WORK INSTRUCTIONS → From the entries below, extract every line that includes the word "page".

DATA SHOWN →
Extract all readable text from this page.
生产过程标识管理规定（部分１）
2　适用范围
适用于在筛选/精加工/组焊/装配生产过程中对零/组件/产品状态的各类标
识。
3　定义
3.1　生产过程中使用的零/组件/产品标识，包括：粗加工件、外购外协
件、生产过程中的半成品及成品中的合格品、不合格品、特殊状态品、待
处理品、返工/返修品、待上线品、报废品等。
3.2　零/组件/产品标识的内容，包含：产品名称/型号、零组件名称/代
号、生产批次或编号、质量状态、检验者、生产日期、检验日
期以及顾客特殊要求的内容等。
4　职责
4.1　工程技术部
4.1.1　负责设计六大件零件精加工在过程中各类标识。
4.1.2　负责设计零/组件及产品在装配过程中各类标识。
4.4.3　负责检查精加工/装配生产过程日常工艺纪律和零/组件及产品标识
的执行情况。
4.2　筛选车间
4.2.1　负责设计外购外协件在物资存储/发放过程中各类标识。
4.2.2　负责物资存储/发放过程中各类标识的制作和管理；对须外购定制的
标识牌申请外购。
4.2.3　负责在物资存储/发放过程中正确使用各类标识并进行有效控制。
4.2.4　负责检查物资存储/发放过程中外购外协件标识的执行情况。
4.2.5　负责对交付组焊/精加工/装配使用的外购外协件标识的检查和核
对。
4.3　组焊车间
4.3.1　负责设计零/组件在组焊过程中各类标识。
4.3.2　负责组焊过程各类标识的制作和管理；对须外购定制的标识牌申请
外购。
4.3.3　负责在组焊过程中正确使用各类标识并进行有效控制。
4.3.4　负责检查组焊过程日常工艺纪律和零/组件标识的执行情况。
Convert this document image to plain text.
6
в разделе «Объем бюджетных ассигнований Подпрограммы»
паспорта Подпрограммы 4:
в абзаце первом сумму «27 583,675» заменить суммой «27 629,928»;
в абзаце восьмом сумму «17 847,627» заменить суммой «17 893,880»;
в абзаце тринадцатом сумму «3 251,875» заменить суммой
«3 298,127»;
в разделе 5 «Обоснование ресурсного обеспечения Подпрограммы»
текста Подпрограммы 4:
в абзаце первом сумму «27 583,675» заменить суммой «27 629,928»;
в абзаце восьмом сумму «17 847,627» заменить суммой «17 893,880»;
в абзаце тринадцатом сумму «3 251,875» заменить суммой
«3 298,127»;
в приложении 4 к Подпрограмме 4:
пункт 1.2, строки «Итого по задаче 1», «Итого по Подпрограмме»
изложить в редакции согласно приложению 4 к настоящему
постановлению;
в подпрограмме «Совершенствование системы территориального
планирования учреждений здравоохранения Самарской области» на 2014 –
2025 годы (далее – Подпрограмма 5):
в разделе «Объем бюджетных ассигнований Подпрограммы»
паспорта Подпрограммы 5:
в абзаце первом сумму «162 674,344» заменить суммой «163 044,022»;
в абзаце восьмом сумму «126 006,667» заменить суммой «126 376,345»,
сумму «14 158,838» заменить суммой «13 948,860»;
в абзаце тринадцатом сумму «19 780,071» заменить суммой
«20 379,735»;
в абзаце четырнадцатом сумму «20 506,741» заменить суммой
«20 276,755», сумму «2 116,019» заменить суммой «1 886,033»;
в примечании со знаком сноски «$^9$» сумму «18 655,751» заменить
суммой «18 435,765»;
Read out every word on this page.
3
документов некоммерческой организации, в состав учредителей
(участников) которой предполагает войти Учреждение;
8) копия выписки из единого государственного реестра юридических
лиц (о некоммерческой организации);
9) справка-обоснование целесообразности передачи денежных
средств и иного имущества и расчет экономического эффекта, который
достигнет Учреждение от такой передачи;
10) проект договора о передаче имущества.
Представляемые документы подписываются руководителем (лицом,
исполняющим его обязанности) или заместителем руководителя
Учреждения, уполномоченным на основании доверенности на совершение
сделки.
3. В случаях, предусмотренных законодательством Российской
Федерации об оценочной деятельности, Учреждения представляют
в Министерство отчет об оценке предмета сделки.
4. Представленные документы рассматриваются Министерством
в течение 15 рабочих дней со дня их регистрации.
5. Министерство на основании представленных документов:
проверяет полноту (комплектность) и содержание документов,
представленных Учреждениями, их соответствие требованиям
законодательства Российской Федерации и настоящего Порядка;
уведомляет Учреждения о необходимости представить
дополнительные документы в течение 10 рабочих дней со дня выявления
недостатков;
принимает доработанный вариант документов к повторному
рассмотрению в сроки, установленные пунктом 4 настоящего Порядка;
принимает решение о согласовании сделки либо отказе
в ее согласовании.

CORRECT RESULT →
Extract all readable text from this page.
Read out every word on this page.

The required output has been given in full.